Exercise aim »
Produce a verbatim copy of the entries listed below.
─── Recorded data ───
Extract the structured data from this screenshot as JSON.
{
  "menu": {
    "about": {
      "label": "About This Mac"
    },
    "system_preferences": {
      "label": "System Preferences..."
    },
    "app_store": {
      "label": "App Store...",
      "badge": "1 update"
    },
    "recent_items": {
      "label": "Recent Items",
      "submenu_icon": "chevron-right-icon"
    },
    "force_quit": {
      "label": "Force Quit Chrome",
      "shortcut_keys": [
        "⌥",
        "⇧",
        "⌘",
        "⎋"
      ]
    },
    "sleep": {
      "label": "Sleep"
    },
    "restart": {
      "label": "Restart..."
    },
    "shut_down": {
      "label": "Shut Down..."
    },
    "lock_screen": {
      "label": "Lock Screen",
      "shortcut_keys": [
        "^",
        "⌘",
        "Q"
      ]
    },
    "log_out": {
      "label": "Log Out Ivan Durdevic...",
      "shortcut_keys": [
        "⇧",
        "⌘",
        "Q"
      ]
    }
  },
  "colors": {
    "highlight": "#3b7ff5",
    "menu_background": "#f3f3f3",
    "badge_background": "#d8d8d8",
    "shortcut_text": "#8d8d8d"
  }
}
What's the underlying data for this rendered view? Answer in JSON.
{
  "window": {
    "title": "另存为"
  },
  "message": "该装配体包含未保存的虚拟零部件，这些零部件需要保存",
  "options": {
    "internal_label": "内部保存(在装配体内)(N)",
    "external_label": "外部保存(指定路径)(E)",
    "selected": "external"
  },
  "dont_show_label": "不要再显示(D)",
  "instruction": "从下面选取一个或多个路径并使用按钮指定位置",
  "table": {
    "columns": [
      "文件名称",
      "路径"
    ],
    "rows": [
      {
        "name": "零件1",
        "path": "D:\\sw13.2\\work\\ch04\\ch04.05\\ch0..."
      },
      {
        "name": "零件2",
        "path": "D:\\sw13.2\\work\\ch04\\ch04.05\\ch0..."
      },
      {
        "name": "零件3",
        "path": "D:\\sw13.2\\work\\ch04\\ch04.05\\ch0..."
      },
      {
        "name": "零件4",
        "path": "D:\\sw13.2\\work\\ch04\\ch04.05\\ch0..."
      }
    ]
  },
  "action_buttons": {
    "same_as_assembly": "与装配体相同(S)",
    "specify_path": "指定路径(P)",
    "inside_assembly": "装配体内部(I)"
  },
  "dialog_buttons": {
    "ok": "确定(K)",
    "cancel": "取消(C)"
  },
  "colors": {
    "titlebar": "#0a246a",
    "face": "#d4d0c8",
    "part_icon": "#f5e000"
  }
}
───
Solution »
Extract the structured data from this screenshot as JSON.
{
  "menu": {
    "about": {
      "label": "About This Mac"
    },
    "system_preferences": {
      "label": "System Preferences..."
    },
    "app_store": {
      "label": "App Store...",
      "badge": "1 update"
    },
    "recent_items": {
      "label": "Recent Items",
      "submenu_icon": "chevron-right-icon"
    },
    "force_quit": {
      "label": "Force Quit Chrome",
      "shortcut_keys": [
        "⌥",
        "⇧",
        "⌘",
        "⎋"
      ]
    },
    "sleep": {
      "label": "Sleep"
    },
    "restart": {
      "label": "Restart..."
    },
    "shut_down": {
      "label": "Shut Down..."
    },
    "lock_screen": {
      "label": "Lock Screen",
      "shortcut_keys": [
        "^",
        "⌘",
        "Q"
      ]
    },
    "log_out": {
      "label": "Log Out Ivan Durdevic...",
      "shortcut_keys": [
        "⇧",
        "⌘",
        "Q"
      ]
    }
  },
  "colors": {
    "highlight": "#3b7ff5",
    "menu_background": "#f3f3f3",
    "badge_background": "#d8d8d8",
    "shortcut_text": "#8d8d8d"
  }
}
What's the underlying data for this rendered view? Answer in JSON.
{
  "window": {
    "title": "另存为"
  },
  "message": "该装配体包含未保存的虚拟零部件，这些零部件需要保存",
  "options": {
    "internal_label": "内部保存(在装配体内)(N)",
    "external_label": "外部保存(指定路径)(E)",
    "selected": "external"
  },
  "dont_show_label": "不要再显示(D)",
  "instruction": "从下面选取一个或多个路径并使用按钮指定位置",
  "table": {
    "columns": [
      "文件名称",
      "路径"
    ],
    "rows": [
      {
        "name": "零件1",
        "path": "D:\\sw13.2\\work\\ch04\\ch04.05\\ch0..."
      },
      {
        "name": "零件2",
        "path": "D:\\sw13.2\\work\\ch04\\ch04.05\\ch0..."
      },
      {
        "name": "零件3",
        "path": "D:\\sw13.2\\work\\ch04\\ch04.05\\ch0..."
      },
      {
        "name": "零件4",
        "path": "D:\\sw13.2\\work\\ch04\\ch04.05\\ch0..."
      }
    ]
  },
  "action_buttons": {
    "same_as_assembly": "与装配体相同(S)",
    "specify_path": "指定路径(P)",
    "inside_assembly": "装配体内部(I)"
  },
  "dialog_buttons": {
    "ok": "确定(K)",
    "cancel": "取消(C)"
  },
  "colors": {
    "titlebar": "#0a246a",
    "face": "#d4d0c8",
    "part_icon": "#f5e000"
  }
}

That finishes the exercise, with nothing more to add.